### THE REQUEST:
Find the string "smallest" in the records. Copy every line it appears in.

### RECORD SET:
☆ ☆ ☆

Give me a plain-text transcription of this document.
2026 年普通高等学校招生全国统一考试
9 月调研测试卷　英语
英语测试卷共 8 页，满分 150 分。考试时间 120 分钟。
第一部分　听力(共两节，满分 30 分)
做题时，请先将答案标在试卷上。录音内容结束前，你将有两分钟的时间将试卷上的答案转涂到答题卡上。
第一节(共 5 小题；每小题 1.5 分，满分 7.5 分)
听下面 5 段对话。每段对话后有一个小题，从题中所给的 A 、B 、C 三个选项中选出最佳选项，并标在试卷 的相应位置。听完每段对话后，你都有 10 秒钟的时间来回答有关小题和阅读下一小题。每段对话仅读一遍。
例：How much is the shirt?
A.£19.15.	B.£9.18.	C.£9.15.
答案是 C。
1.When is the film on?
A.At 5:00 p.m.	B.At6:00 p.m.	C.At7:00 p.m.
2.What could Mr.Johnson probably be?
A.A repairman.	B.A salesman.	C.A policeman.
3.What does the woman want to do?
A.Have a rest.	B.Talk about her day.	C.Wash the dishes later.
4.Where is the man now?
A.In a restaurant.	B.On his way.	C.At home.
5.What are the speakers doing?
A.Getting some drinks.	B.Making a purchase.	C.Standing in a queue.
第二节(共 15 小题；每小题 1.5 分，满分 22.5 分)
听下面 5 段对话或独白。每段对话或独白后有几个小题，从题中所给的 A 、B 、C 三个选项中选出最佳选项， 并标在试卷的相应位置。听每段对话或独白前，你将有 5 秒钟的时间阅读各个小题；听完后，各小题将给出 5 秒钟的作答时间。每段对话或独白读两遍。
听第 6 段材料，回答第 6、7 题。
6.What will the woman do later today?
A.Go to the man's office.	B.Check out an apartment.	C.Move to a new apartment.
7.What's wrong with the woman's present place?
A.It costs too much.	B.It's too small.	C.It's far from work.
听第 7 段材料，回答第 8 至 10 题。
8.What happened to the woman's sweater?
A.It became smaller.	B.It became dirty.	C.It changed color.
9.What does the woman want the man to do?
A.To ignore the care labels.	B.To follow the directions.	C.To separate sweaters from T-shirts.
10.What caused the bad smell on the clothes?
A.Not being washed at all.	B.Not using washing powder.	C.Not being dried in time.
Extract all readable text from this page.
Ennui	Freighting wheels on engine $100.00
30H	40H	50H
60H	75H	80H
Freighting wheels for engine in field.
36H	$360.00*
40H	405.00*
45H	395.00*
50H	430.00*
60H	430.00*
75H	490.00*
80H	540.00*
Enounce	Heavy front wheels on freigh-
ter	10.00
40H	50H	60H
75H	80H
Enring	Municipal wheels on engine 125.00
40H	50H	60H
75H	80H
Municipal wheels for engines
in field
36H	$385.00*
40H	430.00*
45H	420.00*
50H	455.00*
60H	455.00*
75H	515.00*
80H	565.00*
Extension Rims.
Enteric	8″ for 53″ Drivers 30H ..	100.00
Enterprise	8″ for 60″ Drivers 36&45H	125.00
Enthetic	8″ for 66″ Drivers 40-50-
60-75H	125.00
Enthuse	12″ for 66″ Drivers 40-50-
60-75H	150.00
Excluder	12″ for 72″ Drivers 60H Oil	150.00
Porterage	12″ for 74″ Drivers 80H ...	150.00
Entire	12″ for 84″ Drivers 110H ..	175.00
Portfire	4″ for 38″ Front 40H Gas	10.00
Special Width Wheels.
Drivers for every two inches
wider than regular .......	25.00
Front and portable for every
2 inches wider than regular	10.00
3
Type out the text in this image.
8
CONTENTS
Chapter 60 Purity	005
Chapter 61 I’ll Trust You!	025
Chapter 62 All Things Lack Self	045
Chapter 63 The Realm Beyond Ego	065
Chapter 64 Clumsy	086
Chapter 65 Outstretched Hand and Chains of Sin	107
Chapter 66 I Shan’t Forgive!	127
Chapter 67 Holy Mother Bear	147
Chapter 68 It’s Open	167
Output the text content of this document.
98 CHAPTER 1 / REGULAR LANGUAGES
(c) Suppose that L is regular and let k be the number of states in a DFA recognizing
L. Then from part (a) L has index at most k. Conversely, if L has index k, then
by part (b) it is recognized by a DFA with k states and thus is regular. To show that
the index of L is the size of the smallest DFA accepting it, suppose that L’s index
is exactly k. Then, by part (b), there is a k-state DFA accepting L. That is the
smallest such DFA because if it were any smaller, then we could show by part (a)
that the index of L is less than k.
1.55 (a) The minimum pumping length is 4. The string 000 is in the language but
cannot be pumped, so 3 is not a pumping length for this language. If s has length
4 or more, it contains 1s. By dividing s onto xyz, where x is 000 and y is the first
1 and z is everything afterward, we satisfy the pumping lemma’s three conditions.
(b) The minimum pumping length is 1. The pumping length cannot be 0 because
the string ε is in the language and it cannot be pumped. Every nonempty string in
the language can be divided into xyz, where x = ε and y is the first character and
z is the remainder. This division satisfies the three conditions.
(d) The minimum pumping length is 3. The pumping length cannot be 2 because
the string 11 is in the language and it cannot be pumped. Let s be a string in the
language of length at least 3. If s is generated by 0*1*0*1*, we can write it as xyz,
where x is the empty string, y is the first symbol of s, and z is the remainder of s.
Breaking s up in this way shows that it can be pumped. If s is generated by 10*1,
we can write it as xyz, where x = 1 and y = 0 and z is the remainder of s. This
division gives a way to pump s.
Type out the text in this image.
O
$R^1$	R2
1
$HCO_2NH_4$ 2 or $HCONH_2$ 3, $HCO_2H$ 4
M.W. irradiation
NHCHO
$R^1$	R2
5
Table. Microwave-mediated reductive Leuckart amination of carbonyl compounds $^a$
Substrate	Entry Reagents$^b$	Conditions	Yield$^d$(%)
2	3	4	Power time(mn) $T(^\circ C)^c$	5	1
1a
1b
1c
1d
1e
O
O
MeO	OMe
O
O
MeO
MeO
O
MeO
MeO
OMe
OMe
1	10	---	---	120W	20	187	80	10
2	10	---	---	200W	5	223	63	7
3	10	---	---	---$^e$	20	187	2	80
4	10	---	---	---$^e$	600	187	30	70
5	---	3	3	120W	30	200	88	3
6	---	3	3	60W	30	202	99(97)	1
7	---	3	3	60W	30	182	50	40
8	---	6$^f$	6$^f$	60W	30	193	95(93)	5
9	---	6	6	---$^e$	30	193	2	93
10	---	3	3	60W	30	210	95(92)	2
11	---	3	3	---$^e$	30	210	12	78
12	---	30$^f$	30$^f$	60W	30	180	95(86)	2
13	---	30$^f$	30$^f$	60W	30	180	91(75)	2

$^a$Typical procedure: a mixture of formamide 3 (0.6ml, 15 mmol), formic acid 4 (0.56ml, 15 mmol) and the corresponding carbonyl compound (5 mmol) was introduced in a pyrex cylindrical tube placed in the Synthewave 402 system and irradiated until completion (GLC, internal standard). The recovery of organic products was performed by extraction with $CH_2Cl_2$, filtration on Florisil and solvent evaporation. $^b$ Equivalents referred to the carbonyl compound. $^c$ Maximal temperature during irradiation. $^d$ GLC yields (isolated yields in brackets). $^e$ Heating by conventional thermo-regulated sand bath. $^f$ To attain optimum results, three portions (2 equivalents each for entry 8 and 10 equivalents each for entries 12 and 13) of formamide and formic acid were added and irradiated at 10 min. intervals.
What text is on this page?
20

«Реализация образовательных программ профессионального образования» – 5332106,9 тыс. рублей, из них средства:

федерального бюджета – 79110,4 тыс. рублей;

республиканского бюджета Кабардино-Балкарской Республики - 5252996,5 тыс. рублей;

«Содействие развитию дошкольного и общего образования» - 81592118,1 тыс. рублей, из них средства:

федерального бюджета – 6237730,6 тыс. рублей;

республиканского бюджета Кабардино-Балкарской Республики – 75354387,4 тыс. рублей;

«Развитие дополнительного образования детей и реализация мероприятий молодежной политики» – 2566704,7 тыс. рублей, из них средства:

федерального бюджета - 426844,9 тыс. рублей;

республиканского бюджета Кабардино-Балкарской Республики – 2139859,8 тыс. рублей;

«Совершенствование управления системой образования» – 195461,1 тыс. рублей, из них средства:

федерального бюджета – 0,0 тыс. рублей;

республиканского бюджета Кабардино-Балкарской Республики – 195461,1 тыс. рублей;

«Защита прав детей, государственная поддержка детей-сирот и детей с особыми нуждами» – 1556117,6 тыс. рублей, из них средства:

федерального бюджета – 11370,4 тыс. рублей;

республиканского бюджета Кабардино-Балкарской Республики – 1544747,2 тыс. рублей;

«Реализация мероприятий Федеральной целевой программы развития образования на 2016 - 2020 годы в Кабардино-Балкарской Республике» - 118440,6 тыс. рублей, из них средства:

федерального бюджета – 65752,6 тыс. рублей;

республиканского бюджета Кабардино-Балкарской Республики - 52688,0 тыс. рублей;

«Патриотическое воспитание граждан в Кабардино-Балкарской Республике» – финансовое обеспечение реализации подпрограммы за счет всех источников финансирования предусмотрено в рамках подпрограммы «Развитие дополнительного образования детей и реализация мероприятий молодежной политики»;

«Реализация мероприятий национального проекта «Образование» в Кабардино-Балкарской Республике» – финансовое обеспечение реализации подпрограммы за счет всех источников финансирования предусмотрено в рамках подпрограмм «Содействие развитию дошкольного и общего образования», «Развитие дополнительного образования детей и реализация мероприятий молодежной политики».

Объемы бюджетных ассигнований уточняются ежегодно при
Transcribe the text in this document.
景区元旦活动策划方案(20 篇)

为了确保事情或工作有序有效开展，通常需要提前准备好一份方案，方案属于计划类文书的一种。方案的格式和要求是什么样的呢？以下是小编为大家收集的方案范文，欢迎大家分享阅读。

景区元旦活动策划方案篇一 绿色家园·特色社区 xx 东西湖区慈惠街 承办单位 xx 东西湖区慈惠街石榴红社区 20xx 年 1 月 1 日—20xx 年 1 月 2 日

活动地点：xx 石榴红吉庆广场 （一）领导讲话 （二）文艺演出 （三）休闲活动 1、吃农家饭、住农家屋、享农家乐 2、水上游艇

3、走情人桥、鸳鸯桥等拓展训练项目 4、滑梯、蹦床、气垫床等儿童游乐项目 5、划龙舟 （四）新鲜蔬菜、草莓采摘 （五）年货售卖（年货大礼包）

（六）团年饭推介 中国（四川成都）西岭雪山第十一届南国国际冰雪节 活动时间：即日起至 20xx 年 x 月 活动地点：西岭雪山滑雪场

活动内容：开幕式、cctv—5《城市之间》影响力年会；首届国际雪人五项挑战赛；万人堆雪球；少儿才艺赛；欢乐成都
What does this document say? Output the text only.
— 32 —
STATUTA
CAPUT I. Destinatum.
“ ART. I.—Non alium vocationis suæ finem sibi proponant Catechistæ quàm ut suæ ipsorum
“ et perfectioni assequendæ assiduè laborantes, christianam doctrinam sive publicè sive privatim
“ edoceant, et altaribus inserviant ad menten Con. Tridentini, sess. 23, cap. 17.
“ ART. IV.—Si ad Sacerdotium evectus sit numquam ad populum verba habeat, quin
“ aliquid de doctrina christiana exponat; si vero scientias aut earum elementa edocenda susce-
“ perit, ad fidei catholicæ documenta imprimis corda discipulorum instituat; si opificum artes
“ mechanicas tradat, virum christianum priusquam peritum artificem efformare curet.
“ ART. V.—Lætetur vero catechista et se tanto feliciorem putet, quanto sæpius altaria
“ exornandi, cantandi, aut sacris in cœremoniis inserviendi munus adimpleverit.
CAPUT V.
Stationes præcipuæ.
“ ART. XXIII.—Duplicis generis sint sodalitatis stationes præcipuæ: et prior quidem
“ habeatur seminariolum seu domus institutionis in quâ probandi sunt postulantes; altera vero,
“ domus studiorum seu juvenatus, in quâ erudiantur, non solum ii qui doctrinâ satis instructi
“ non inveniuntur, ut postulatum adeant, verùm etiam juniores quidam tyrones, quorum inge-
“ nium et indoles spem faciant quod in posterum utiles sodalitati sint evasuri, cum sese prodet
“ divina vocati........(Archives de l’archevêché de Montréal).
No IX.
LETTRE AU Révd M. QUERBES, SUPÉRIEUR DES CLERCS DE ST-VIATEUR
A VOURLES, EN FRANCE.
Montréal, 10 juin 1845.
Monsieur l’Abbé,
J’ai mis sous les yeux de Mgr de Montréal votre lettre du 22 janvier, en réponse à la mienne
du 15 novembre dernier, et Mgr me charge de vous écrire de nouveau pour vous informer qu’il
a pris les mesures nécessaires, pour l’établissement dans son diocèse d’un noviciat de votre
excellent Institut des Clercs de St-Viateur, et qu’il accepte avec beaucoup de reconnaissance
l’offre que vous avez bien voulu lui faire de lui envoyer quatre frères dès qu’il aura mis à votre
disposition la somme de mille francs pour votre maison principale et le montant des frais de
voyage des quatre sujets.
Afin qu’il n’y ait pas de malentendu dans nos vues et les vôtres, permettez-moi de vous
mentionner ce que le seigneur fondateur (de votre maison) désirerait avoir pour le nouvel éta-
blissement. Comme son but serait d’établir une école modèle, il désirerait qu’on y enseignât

☆ ☆ ☆

### ANSWER BELOW:
the index of L is the size of the smallest DFA accepting it, suppose that L’s index
smallest such DFA because if it were any smaller, then we could show by part (a)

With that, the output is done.